* **Aim**
Collect all lines below with the string "JSON".

* **Input**
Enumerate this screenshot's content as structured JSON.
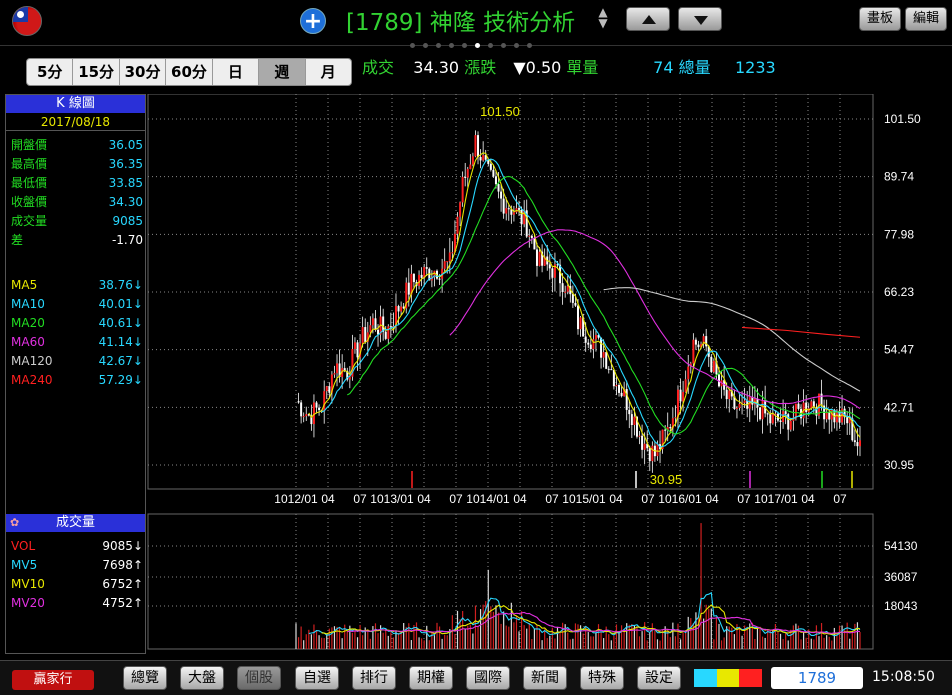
{
  "header": {
    "stock_code": "[1789]",
    "stock_name": "神隆",
    "page_name": "技術分析",
    "stepper": "▲\n▼",
    "board_label": "畫板",
    "edit_label": "編輯",
    "page_dots": 10,
    "active_dot": 5
  },
  "periods": [
    "5分",
    "15分",
    "30分",
    "60分",
    "日",
    "週",
    "月"
  ],
  "active_period": "週",
  "quote": {
    "trade_label": "成交",
    "trade_value": "34.30",
    "change_label": "漲跌",
    "change_value": "▼0.50",
    "unit_vol_label": "單量",
    "unit_vol_value": "74",
    "total_vol_label": "總量",
    "total_vol_value": "1233"
  },
  "kpanel": {
    "title": "K 線圖",
    "date": "2017/08/18",
    "rows": [
      {
        "k": "開盤價",
        "v": "36.05"
      },
      {
        "k": "最高價",
        "v": "36.35"
      },
      {
        "k": "最低價",
        "v": "33.85"
      },
      {
        "k": "收盤價",
        "v": "34.30"
      },
      {
        "k": "成交量",
        "v": "9085"
      },
      {
        "k": "差",
        "v": "-1.70"
      }
    ],
    "ma": [
      {
        "k": "MA5",
        "v": "38.76↓",
        "color": "#e8e800"
      },
      {
        "k": "MA10",
        "v": "40.01↓",
        "color": "#28d8ff"
      },
      {
        "k": "MA20",
        "v": "40.61↓",
        "color": "#22dd22"
      },
      {
        "k": "MA60",
        "v": "41.14↓",
        "color": "#e030e0"
      },
      {
        "k": "MA120",
        "v": "42.67↓",
        "color": "#cccccc"
      },
      {
        "k": "MA240",
        "v": "57.29↓",
        "color": "#ff2020"
      }
    ]
  },
  "volpanel": {
    "title": "成交量",
    "rows": [
      {
        "k": "VOL",
        "v": "9085↓",
        "color": "#ff2020"
      },
      {
        "k": "MV5",
        "v": "7698↑",
        "color": "#28d8ff"
      },
      {
        "k": "MV10",
        "v": "6752↑",
        "color": "#e8e800"
      },
      {
        "k": "MV20",
        "v": "4752↑",
        "color": "#e030e0"
      }
    ]
  },
  "chart_data": {
    "type": "line",
    "price_axis": [
      "101.50",
      "89.74",
      "77.98",
      "66.23",
      "54.47",
      "42.71",
      "30.95"
    ],
    "price_range": [
      30.95,
      101.5
    ],
    "volume_axis": [
      "54130",
      "36087",
      "18043"
    ],
    "x_labels": [
      "1012/01",
      "04",
      "07",
      "1013/01",
      "04",
      "07",
      "1014/01",
      "04",
      "07",
      "1015/01",
      "04",
      "07",
      "1016/01",
      "04",
      "07",
      "1017/01",
      "04",
      "07"
    ],
    "high_marker": "101.50",
    "low_marker": "30.95",
    "series": [
      {
        "name": "MA5",
        "color": "#e8e800"
      },
      {
        "name": "MA10",
        "color": "#28d8ff"
      },
      {
        "name": "MA20",
        "color": "#22dd22"
      },
      {
        "name": "MA60",
        "color": "#e030e0"
      },
      {
        "name": "MA120",
        "color": "#cccccc"
      },
      {
        "name": "MA240",
        "color": "#ff2020"
      }
    ],
    "close_profile": [
      [
        0,
        44
      ],
      [
        5,
        41
      ],
      [
        10,
        43
      ],
      [
        15,
        51
      ],
      [
        20,
        50
      ],
      [
        25,
        56
      ],
      [
        30,
        60
      ],
      [
        35,
        58
      ],
      [
        40,
        63
      ],
      [
        45,
        68
      ],
      [
        50,
        70
      ],
      [
        55,
        71
      ],
      [
        60,
        72
      ],
      [
        65,
        88
      ],
      [
        70,
        97
      ],
      [
        75,
        90
      ],
      [
        80,
        85
      ],
      [
        85,
        83
      ],
      [
        90,
        80
      ],
      [
        95,
        72
      ],
      [
        100,
        71
      ],
      [
        105,
        68
      ],
      [
        110,
        60
      ],
      [
        115,
        57
      ],
      [
        120,
        54
      ],
      [
        125,
        48
      ],
      [
        130,
        43
      ],
      [
        135,
        36
      ],
      [
        140,
        33
      ],
      [
        145,
        38
      ],
      [
        150,
        46
      ],
      [
        155,
        56
      ],
      [
        160,
        55
      ],
      [
        165,
        47
      ],
      [
        170,
        43
      ],
      [
        175,
        42
      ],
      [
        180,
        43
      ],
      [
        185,
        40
      ],
      [
        190,
        40
      ],
      [
        195,
        41
      ],
      [
        200,
        44
      ],
      [
        205,
        43
      ],
      [
        210,
        41
      ],
      [
        215,
        40
      ],
      [
        220,
        34
      ]
    ]
  },
  "bottom": {
    "brand": "贏家行",
    "nav": [
      "總覽",
      "大盤",
      "個股",
      "自選",
      "排行",
      "期權",
      "國際",
      "新聞",
      "特殊",
      "設定"
    ],
    "active_nav": "個股",
    "colorbar": [
      "#28d8ff",
      "#e8e800",
      "#ff2020"
    ],
    "code_input": "1789",
    "clock": "15:08:50"
  }
}
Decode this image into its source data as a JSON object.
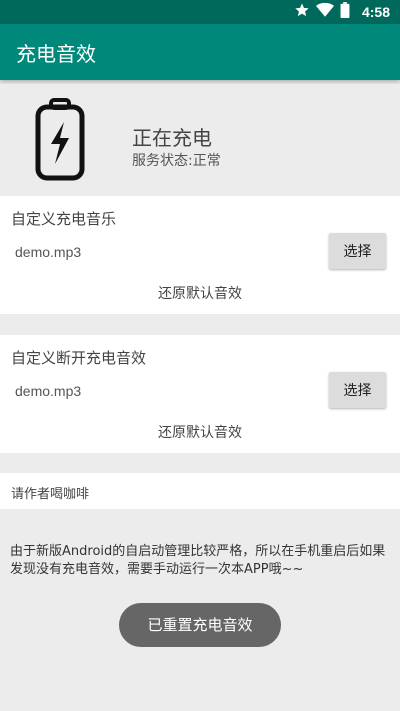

* **Answer to this task**
Enumerate this screenshot's content as structured JSON.
Decode this image into its source data as a JSON object.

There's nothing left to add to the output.